--- START Dataset extract ---

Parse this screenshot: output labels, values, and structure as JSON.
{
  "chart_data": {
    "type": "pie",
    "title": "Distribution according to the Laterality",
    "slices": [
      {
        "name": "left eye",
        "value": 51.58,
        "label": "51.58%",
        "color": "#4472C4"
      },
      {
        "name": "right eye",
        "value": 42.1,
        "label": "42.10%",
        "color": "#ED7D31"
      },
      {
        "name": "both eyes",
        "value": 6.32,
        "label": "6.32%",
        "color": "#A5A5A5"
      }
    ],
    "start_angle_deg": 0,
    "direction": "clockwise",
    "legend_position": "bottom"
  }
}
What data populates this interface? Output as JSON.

--- END Dataset extract ---
--- START Dataset extract ---

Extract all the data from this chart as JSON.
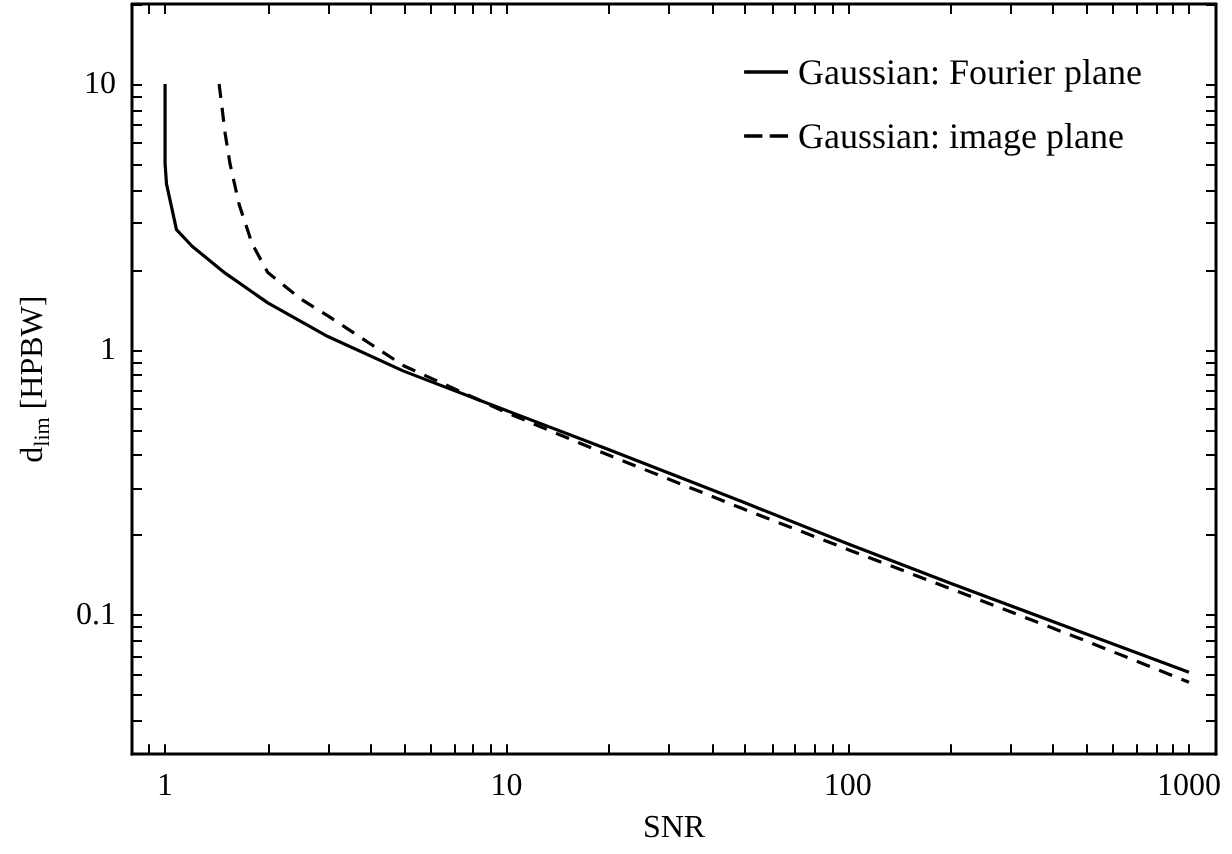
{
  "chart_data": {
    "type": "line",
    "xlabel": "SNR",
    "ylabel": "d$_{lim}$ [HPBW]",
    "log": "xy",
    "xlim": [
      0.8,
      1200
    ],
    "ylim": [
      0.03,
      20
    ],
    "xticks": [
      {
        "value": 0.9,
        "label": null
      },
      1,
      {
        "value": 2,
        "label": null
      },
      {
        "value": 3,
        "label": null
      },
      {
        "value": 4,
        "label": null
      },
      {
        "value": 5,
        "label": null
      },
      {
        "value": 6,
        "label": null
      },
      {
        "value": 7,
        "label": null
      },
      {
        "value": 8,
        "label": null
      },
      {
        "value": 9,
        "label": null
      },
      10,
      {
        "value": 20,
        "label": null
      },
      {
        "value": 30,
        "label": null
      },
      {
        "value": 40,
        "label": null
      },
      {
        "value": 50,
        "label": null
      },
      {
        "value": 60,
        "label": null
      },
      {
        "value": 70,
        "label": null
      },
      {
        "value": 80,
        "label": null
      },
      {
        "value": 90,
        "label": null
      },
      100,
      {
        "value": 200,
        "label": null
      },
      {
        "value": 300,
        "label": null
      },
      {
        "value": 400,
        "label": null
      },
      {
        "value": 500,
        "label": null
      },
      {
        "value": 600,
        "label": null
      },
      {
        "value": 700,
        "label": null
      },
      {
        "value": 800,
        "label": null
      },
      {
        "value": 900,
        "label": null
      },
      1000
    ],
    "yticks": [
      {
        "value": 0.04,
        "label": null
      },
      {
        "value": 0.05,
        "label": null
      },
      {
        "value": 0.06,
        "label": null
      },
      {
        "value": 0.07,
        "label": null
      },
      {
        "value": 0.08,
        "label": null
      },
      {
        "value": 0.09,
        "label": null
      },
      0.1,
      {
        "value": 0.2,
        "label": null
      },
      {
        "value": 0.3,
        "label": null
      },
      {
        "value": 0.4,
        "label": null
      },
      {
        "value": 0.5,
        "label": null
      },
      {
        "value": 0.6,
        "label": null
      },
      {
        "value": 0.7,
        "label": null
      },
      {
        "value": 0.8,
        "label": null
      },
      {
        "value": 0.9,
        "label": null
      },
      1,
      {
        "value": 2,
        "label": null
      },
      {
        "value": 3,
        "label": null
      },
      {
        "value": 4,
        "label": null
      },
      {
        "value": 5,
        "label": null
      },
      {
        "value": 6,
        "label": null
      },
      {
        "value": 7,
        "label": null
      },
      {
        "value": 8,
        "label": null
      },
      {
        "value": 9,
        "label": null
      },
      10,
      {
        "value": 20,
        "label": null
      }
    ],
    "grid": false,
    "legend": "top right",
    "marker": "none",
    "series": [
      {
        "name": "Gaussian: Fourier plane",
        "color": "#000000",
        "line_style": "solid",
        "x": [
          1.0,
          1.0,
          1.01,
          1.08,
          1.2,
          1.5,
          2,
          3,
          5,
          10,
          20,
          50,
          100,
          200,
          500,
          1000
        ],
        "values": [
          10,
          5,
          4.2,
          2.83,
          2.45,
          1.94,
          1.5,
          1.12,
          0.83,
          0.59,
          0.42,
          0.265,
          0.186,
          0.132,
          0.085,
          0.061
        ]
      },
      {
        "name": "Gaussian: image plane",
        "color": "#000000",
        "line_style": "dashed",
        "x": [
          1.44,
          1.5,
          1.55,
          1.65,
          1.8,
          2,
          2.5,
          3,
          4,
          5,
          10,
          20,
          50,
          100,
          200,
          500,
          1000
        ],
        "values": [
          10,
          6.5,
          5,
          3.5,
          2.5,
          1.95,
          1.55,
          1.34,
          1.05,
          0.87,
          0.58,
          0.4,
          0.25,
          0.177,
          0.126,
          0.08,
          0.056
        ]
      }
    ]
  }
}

--- END Dataset extract ---
--- START Dataset extract ---

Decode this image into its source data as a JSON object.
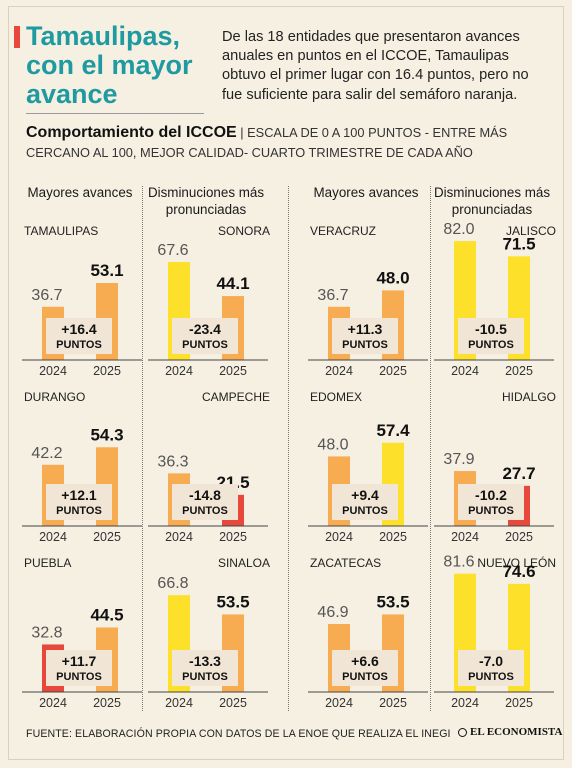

--- END Dataset extract ---

• _Work to be completed_:
Give back exactly the lines running from the line that contains "Parse this screenshot: output" through the line that contains "What data populates", and nothing outside them.

• _Result_:
Parse this screenshot: output labels, values, and structure as JSON.
{
  "chart_data": {
    "type": "pie",
    "title": "Distribution according to the Laterality",
    "slices": [
      {
        "name": "left eye",
        "value": 51.58,
        "label": "51.58%",
        "color": "#4472C4"
      },
      {
        "name": "right eye",
        "value": 42.1,
        "label": "42.10%",
        "color": "#ED7D31"
      },
      {
        "name": "both eyes",
        "value": 6.32,
        "label": "6.32%",
        "color": "#A5A5A5"
      }
    ],
    "start_angle_deg": 0,
    "direction": "clockwise",
    "legend_position": "bottom"
  }
}
What data populates this interface? Output as JSON.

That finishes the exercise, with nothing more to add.